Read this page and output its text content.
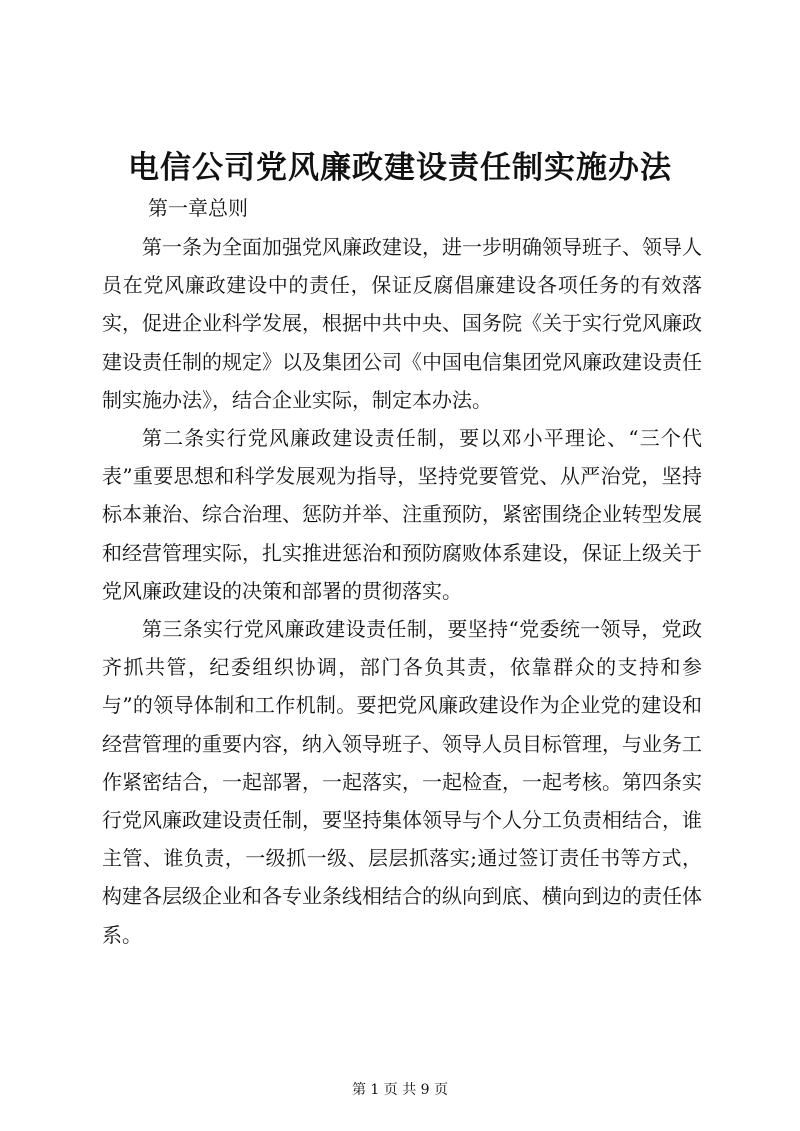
电信公司党风廉政建设责任制实施办法

第一章总则

第一条为全面加强党风廉政建设，进一步明确领导班子、领导人员在党风廉政建设中的责任，保证反腐倡廉建设各项任务的有效落实，促进企业科学发展，根据中共中央、国务院《关于实行党风廉政建设责任制的规定》以及集团公司《中国电信集团党风廉政建设责任制实施办法》，结合企业实际，制定本办法。

第二条实行党风廉政建设责任制，要以邓小平理论、“三个代表”重要思想和科学发展观为指导，坚持党要管党、从严治党，坚持标本兼治、综合治理、惩防并举、注重预防，紧密围绕企业转型发展和经营管理实际，扎实推进惩治和预防腐败体系建设，保证上级关于党风廉政建设的决策和部署的贯彻落实。

第三条实行党风廉政建设责任制，要坚持“党委统一领导，党政齐抓共管，纪委组织协调，部门各负其责，依靠群众的支持和参与”的领导体制和工作机制。要把党风廉政建设作为企业党的建设和经营管理的重要内容，纳入领导班子、领导人员目标管理，与业务工作紧密结合，一起部署，一起落实，一起检查，一起考核。第四条实行党风廉政建设责任制，要坚持集体领导与个人分工负责相结合，谁主管、谁负责，一级抓一级、层层抓落实;通过签订责任书等方式，构建各层级企业和各专业条线相结合的纵向到底、横向到边的责任体系。

第 1 页 共 9 页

* * * *

TASK INSTRUCTIONS -> Excluding the pictures, restate the records above word for word.

RESULT OF THE TASK ->
Read this page and output its text content.
电信公司党风廉政建设责任制实施办法

第一章总则

第一条为全面加强党风廉政建设，进一步明确领导班子、领导人员在党风廉政建设中的责任，保证反腐倡廉建设各项任务的有效落实，促进企业科学发展，根据中共中央、国务院《关于实行党风廉政建设责任制的规定》以及集团公司《中国电信集团党风廉政建设责任制实施办法》，结合企业实际，制定本办法。

第二条实行党风廉政建设责任制，要以邓小平理论、“三个代表”重要思想和科学发展观为指导，坚持党要管党、从严治党，坚持标本兼治、综合治理、惩防并举、注重预防，紧密围绕企业转型发展和经营管理实际，扎实推进惩治和预防腐败体系建设，保证上级关于党风廉政建设的决策和部署的贯彻落实。

第三条实行党风廉政建设责任制，要坚持“党委统一领导，党政齐抓共管，纪委组织协调，部门各负其责，依靠群众的支持和参与”的领导体制和工作机制。要把党风廉政建设作为企业党的建设和经营管理的重要内容，纳入领导班子、领导人员目标管理，与业务工作紧密结合，一起部署，一起落实，一起检查，一起考核。第四条实行党风廉政建设责任制，要坚持集体领导与个人分工负责相结合，谁主管、谁负责，一级抓一级、层层抓落实;通过签订责任书等方式，构建各层级企业和各专业条线相结合的纵向到底、横向到边的责任体系。

第 1 页 共 9 页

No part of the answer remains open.